* Task objective: Reproduce every entry that follows word for word, but omit the images.
··········
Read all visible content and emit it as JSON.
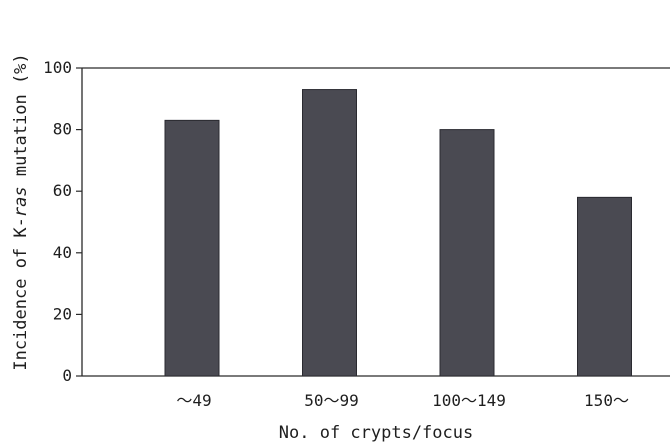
{
  "chart_data": {
    "type": "bar",
    "title": "",
    "categories": [
      "～49",
      "50～99",
      "100～149",
      "150～"
    ],
    "values": [
      83,
      93,
      80,
      58
    ],
    "xlabel": "No. of crypts/focus",
    "ylabel": "Incidence of K-ras mutation (%)",
    "ylabel_parts": [
      "Incidence of K-",
      "ras",
      " mutation (%)"
    ],
    "ylim": [
      0,
      100
    ],
    "yticks": [
      0,
      20,
      40,
      60,
      80,
      100
    ],
    "grid": false,
    "legend": "none",
    "bar_color": "#4a4a52"
  }
}
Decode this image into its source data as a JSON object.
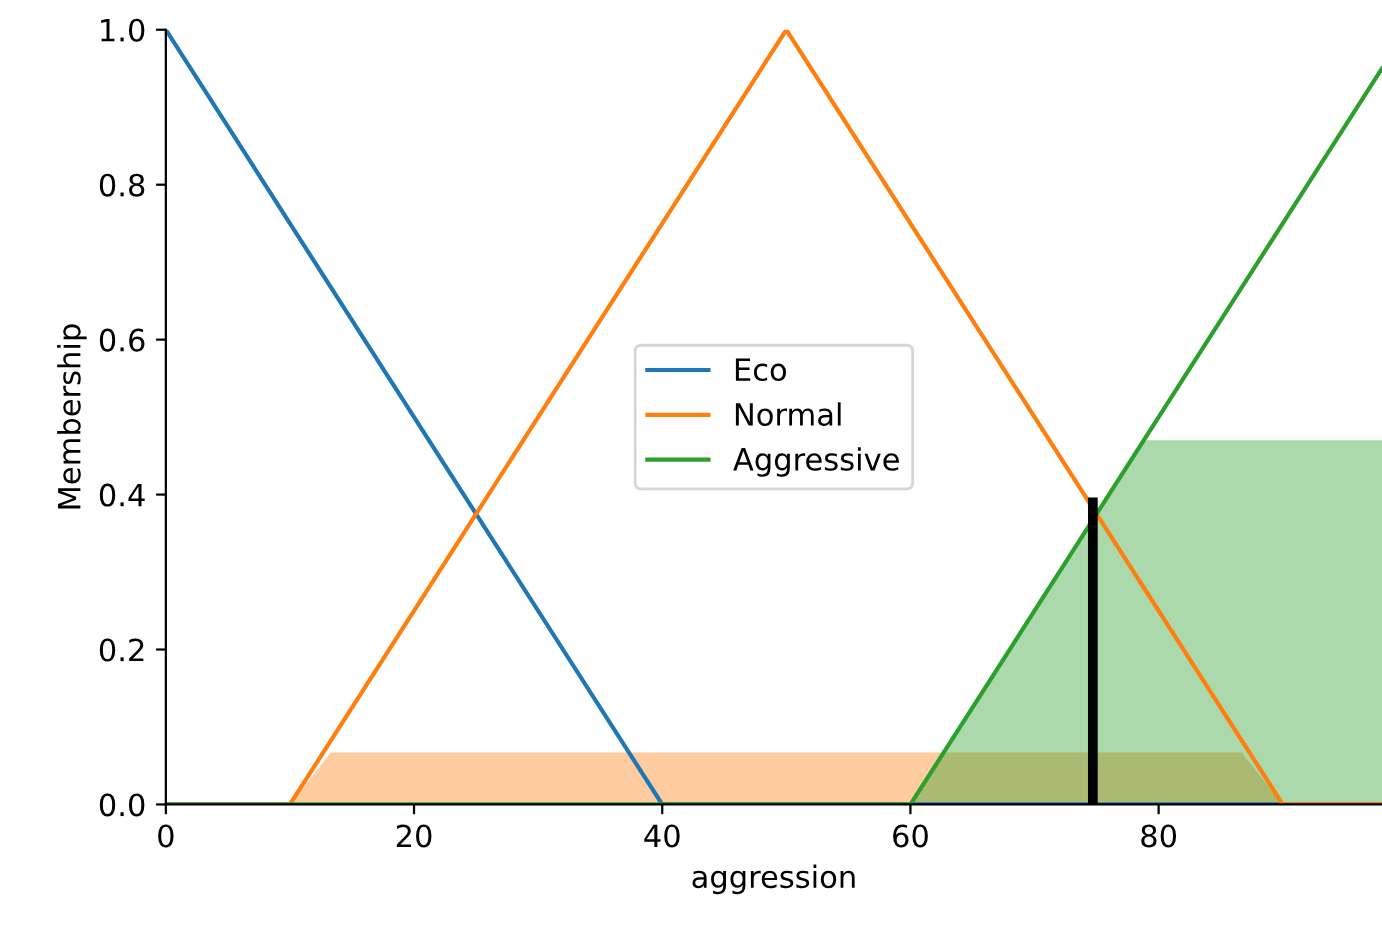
··········
* Written response:
Read all visible content and emit it as JSON.
{
  "chart_data": {
    "type": "bar",
    "title": "",
    "categories": [
      "～49",
      "50～99",
      "100～149",
      "150～"
    ],
    "values": [
      83,
      93,
      80,
      58
    ],
    "xlabel": "No. of crypts/focus",
    "ylabel": "Incidence of K-ras mutation (%)",
    "ylabel_parts": [
      "Incidence of K-",
      "ras",
      " mutation (%)"
    ],
    "ylim": [
      0,
      100
    ],
    "yticks": [
      0,
      20,
      40,
      60,
      80,
      100
    ],
    "grid": false,
    "legend": "none",
    "bar_color": "#4a4a52"
  }
}
Decode this image into its source data as a JSON object.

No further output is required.